▶ [Job] Reproduce the records below in full and without edits, omitting images.

[Entries from a dataset]

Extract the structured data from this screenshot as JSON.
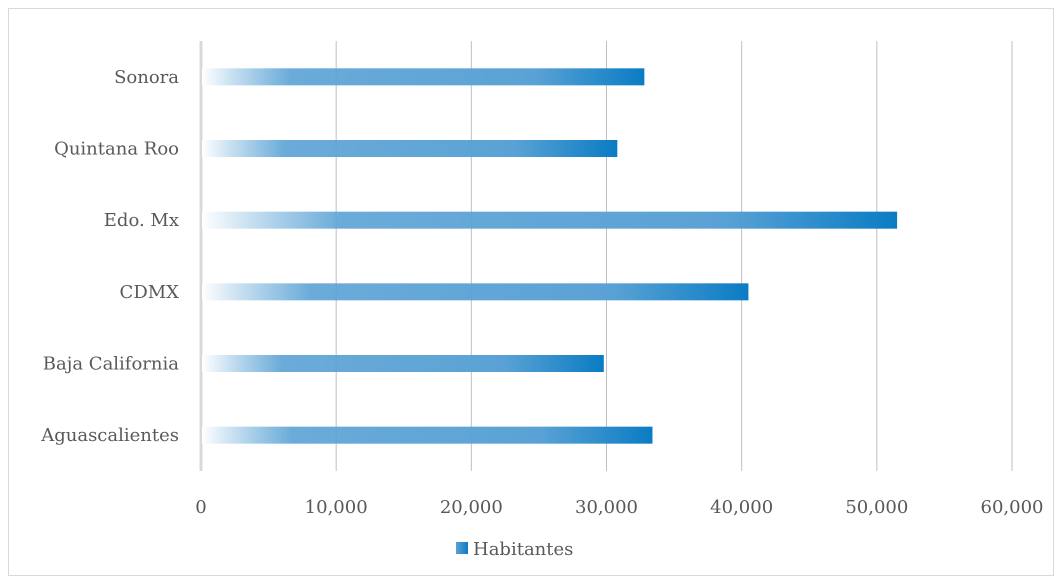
{
  "chart_data": {
    "type": "bar",
    "orientation": "horizontal",
    "title": "",
    "xlabel": "",
    "ylabel": "",
    "categories": [
      "Aguascalientes",
      "Baja California",
      "CDMX",
      "Edo. Mx",
      "Quintana Roo",
      "Sonora"
    ],
    "series": [
      {
        "name": "Habitantes",
        "values": [
          33400,
          29800,
          40500,
          51500,
          30800,
          32800
        ]
      }
    ],
    "xlim": [
      0,
      60000
    ],
    "xticks": [
      0,
      10000,
      20000,
      30000,
      40000,
      50000,
      60000
    ],
    "xtick_labels": [
      "0",
      "10,000",
      "20,000",
      "30,000",
      "40,000",
      "50,000",
      "60,000"
    ],
    "grid": "vertical",
    "legend": "bottom",
    "colors": {
      "bar_start": "#ffffff",
      "bar_mid": "#5aa2d5",
      "bar_end": "#0a7cc4",
      "grid": "#bfbfbf",
      "axis": "#d9d9d9",
      "text": "#595959"
    }
  }
}
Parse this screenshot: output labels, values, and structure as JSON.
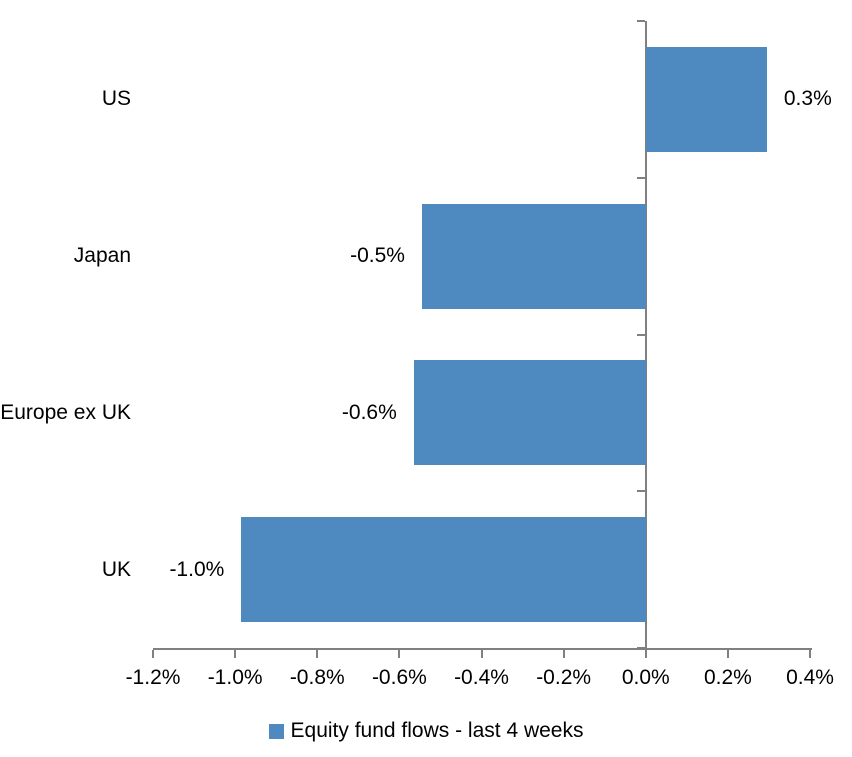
{
  "chart_data": {
    "type": "bar",
    "orientation": "horizontal",
    "title": "",
    "xlabel": "",
    "ylabel": "",
    "categories": [
      "US",
      "Japan",
      "Europe ex UK",
      "UK"
    ],
    "values": [
      0.3,
      -0.5,
      -0.6,
      -1.0
    ],
    "value_labels": [
      "0.3%",
      "-0.5%",
      "-0.6%",
      "-1.0%"
    ],
    "values_precise_pct": [
      0.295,
      -0.545,
      -0.565,
      -0.985
    ],
    "xlim": [
      -1.2,
      0.4
    ],
    "x_tick_values": [
      -1.2,
      -1.0,
      -0.8,
      -0.6,
      -0.4,
      -0.2,
      0.0,
      0.2,
      0.4
    ],
    "x_tick_labels": [
      "-1.2%",
      "-1.0%",
      "-0.8%",
      "-0.6%",
      "-0.4%",
      "-0.2%",
      "0.0%",
      "0.2%",
      "0.4%"
    ],
    "grid": false,
    "legend_position": "bottom",
    "legend": [
      "Equity fund flows - last 4 weeks"
    ],
    "colors": {
      "bar": "#4E8ABF",
      "axis": "#808080",
      "text": "#000000",
      "background": "#FFFFFF"
    }
  }
}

▶ [Worked answer]
Extract the structured data from this screenshot as JSON.
{
  "chart_data": {
    "type": "bar",
    "orientation": "horizontal",
    "title": "",
    "xlabel": "",
    "ylabel": "",
    "categories": [
      "Aguascalientes",
      "Baja California",
      "CDMX",
      "Edo. Mx",
      "Quintana Roo",
      "Sonora"
    ],
    "series": [
      {
        "name": "Habitantes",
        "values": [
          33400,
          29800,
          40500,
          51500,
          30800,
          32800
        ]
      }
    ],
    "xlim": [
      0,
      60000
    ],
    "xticks": [
      0,
      10000,
      20000,
      30000,
      40000,
      50000,
      60000
    ],
    "xtick_labels": [
      "0",
      "10,000",
      "20,000",
      "30,000",
      "40,000",
      "50,000",
      "60,000"
    ],
    "grid": "vertical",
    "legend": "bottom",
    "colors": {
      "bar_start": "#ffffff",
      "bar_mid": "#5aa2d5",
      "bar_end": "#0a7cc4",
      "grid": "#bfbfbf",
      "axis": "#d9d9d9",
      "text": "#595959"
    }
  }
}
Parse this screenshot: output labels, values, and structure as JSON.
{
  "chart_data": {
    "type": "bar",
    "orientation": "horizontal",
    "title": "",
    "xlabel": "",
    "ylabel": "",
    "categories": [
      "US",
      "Japan",
      "Europe ex UK",
      "UK"
    ],
    "values": [
      0.3,
      -0.5,
      -0.6,
      -1.0
    ],
    "value_labels": [
      "0.3%",
      "-0.5%",
      "-0.6%",
      "-1.0%"
    ],
    "values_precise_pct": [
      0.295,
      -0.545,
      -0.565,
      -0.985
    ],
    "xlim": [
      -1.2,
      0.4
    ],
    "x_tick_values": [
      -1.2,
      -1.0,
      -0.8,
      -0.6,
      -0.4,
      -0.2,
      0.0,
      0.2,
      0.4
    ],
    "x_tick_labels": [
      "-1.2%",
      "-1.0%",
      "-0.8%",
      "-0.6%",
      "-0.4%",
      "-0.2%",
      "0.0%",
      "0.2%",
      "0.4%"
    ],
    "grid": false,
    "legend_position": "bottom",
    "legend": [
      "Equity fund flows - last 4 weeks"
    ],
    "colors": {
      "bar": "#4E8ABF",
      "axis": "#808080",
      "text": "#000000",
      "background": "#FFFFFF"
    }
  }
}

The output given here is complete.